━━━━━ LISTING ━━━━━

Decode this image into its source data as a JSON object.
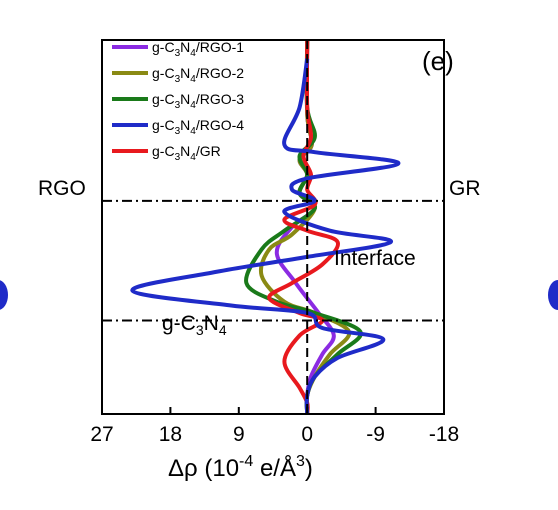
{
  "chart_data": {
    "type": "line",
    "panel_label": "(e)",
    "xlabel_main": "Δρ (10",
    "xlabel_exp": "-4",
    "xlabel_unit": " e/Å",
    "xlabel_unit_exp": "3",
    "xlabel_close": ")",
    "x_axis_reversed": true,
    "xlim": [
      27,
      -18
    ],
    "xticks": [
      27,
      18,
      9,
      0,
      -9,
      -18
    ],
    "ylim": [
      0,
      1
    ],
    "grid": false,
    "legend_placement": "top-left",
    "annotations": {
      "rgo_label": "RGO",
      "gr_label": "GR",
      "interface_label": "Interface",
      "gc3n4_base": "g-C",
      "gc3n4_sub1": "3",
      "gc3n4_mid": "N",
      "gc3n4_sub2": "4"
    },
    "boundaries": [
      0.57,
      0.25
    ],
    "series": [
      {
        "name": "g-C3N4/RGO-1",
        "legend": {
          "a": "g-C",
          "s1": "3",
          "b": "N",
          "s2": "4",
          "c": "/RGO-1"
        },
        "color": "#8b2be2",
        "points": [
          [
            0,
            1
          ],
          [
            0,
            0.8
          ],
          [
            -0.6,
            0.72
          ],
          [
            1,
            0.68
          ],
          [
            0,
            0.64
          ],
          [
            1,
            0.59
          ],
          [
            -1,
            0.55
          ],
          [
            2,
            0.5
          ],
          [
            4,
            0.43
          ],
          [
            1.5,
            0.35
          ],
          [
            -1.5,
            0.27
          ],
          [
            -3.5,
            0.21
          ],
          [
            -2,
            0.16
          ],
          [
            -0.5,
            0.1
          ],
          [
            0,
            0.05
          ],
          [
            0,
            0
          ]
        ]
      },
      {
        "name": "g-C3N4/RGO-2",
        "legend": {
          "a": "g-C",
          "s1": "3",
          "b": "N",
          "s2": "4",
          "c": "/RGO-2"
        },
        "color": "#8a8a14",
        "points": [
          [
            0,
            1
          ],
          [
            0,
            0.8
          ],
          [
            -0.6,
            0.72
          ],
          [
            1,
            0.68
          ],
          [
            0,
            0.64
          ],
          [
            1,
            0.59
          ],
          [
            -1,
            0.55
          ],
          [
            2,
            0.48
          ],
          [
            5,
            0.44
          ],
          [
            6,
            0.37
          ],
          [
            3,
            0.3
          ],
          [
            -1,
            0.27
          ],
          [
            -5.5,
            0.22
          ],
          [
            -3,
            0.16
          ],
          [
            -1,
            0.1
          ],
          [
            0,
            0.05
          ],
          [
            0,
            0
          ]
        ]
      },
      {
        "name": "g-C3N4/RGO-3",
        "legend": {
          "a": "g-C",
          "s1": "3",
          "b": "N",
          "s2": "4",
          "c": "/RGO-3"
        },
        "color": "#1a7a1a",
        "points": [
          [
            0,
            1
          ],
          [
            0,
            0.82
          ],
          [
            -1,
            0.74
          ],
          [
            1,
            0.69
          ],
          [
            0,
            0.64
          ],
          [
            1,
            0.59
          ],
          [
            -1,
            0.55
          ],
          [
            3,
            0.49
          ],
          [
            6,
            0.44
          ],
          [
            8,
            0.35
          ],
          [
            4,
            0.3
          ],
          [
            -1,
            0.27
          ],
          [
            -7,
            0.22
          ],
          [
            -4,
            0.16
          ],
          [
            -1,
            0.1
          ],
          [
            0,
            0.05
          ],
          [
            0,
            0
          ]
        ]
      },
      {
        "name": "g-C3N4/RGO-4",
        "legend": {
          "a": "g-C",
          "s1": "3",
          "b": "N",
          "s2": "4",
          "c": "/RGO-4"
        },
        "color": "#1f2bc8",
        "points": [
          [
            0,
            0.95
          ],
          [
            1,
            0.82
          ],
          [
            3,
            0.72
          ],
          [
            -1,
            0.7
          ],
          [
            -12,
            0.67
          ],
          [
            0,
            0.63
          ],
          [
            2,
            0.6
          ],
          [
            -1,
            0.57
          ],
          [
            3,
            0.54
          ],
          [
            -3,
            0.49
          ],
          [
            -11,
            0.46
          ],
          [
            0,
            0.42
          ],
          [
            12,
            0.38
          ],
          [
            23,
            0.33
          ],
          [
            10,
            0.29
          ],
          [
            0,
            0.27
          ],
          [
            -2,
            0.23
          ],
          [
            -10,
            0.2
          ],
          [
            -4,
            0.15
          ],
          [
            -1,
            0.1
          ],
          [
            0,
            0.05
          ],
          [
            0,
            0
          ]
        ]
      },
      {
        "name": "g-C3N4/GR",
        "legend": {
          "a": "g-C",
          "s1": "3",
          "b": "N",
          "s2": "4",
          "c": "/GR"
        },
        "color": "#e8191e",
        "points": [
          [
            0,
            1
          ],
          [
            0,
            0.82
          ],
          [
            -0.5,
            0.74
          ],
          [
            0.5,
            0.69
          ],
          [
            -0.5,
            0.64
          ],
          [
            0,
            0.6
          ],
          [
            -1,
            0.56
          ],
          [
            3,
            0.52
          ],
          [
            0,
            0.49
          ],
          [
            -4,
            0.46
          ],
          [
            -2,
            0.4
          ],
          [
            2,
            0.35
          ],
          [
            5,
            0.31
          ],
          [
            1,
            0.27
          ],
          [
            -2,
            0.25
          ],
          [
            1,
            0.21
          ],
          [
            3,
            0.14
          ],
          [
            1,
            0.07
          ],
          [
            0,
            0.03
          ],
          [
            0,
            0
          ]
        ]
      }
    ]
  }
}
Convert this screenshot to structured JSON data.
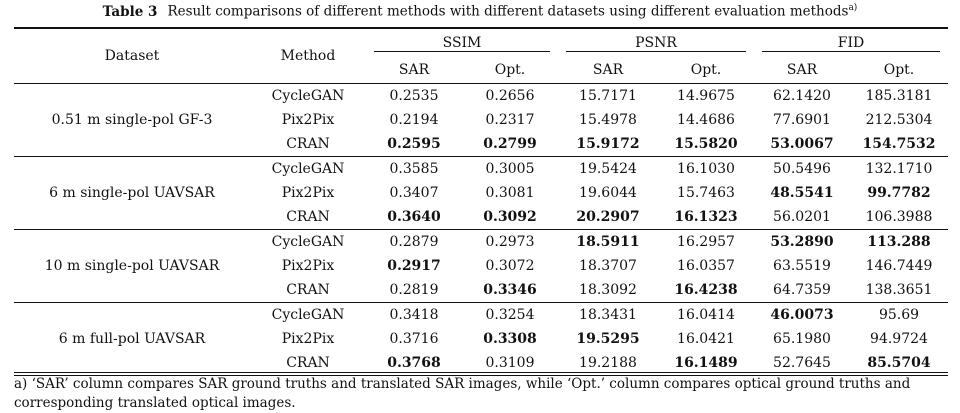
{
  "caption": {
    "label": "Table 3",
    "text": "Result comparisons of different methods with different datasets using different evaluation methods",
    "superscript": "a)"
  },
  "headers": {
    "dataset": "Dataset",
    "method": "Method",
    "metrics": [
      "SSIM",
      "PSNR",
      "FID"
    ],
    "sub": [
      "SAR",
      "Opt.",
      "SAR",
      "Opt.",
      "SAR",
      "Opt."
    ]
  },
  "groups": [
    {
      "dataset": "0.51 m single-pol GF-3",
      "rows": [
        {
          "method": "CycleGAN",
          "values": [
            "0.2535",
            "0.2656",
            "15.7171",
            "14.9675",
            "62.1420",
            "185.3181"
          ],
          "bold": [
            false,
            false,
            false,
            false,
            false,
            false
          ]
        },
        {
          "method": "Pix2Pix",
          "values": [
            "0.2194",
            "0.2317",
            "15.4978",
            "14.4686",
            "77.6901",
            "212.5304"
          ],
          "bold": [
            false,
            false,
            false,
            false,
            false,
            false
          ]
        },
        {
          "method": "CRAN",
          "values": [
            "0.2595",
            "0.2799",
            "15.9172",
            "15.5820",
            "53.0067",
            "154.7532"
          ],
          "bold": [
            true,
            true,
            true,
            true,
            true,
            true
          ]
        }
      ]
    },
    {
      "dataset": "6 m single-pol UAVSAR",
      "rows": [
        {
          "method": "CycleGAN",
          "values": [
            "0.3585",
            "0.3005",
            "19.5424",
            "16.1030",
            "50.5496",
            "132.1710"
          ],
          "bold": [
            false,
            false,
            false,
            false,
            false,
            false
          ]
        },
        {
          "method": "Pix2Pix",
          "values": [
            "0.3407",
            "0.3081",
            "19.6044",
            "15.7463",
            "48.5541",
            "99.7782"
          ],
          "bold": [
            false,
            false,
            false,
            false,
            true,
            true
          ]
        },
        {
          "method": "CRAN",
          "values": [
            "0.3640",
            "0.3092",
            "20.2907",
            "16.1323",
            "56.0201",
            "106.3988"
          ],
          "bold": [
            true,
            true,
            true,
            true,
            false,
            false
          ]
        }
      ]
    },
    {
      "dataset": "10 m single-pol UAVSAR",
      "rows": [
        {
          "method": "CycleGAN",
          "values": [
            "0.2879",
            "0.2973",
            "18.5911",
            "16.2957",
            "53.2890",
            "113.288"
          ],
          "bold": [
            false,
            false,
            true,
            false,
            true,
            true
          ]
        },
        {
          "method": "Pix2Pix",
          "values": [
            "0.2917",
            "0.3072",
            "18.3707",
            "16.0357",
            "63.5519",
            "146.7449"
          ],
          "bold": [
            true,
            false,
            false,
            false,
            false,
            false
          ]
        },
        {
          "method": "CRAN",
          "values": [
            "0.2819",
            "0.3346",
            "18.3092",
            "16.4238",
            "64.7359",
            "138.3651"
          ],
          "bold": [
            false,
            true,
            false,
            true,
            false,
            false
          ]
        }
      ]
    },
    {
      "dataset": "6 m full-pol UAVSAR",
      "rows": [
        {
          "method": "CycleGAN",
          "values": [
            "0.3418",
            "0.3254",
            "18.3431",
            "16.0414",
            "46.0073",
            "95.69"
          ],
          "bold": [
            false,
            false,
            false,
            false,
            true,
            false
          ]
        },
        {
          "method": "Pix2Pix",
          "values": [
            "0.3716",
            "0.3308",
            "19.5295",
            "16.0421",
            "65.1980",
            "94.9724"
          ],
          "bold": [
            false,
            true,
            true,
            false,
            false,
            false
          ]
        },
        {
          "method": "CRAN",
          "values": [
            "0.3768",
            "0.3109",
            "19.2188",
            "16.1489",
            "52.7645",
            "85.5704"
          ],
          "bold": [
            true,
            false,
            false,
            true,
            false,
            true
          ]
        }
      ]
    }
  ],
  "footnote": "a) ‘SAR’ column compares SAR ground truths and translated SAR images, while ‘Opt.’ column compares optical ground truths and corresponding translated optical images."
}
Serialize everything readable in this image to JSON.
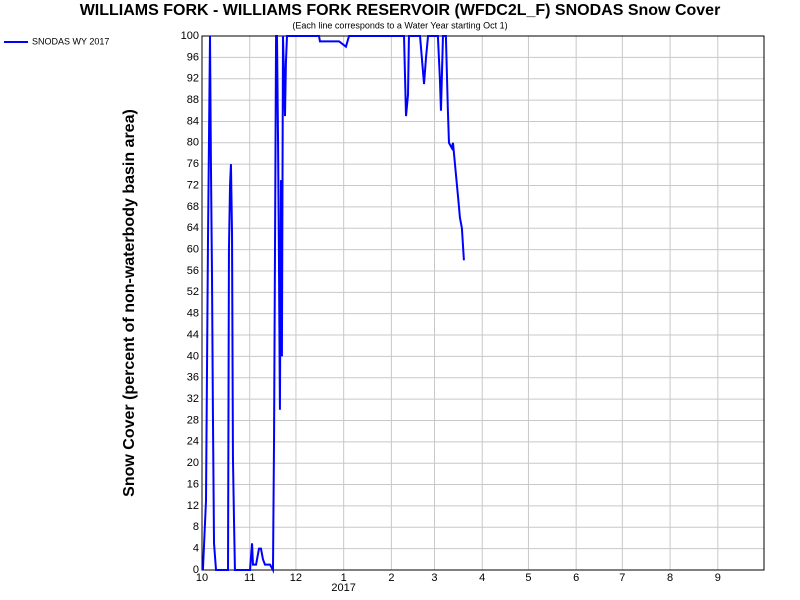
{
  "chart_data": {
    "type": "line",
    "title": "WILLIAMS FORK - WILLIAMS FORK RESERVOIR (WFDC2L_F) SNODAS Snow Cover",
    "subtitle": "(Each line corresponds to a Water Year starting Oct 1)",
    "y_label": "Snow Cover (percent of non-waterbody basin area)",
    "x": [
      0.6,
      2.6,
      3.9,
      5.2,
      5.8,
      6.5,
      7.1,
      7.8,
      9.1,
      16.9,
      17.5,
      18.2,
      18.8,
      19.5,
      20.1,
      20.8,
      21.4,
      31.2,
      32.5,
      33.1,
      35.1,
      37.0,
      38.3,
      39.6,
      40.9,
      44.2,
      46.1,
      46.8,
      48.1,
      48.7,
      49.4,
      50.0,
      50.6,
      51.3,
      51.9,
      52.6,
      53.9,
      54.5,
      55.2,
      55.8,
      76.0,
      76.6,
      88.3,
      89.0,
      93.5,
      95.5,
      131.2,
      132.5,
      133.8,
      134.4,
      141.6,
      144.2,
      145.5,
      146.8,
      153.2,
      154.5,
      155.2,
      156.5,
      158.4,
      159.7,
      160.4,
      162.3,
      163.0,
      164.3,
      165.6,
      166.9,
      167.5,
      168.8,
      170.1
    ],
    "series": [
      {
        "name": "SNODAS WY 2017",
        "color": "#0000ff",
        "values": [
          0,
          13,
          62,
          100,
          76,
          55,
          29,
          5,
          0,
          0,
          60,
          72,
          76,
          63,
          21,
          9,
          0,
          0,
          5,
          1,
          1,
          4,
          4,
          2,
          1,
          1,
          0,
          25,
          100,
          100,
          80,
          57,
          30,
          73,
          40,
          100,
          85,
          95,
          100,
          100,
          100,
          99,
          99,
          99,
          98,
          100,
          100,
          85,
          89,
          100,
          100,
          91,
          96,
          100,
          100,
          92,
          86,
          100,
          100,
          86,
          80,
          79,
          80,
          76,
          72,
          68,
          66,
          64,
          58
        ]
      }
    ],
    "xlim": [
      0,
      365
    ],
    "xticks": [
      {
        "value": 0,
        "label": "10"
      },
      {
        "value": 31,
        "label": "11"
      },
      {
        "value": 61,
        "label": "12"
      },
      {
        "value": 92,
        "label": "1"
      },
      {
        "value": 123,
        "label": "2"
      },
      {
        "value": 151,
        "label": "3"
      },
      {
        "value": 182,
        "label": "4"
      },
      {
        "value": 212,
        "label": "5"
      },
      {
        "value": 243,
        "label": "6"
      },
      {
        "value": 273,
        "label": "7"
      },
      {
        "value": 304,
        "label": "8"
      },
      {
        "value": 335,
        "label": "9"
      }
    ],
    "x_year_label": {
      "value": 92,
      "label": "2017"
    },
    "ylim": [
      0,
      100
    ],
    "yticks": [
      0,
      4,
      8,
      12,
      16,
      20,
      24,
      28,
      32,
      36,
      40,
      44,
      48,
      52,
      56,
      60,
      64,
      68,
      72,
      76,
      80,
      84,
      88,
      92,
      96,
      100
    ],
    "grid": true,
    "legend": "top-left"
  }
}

━━━━━

__WHAT THIS TASK INVOLVES__: Collect each line above holding the string "name".

__ANSWER TO THIS TASK__:
        "name": "g-C3N4/RGO-1",
        "name": "g-C3N4/RGO-2",
        "name": "g-C3N4/RGO-3",
        "name": "g-C3N4/RGO-4",
        "name": "g-C3N4/GR",
        "name": "SNODAS WY 2017",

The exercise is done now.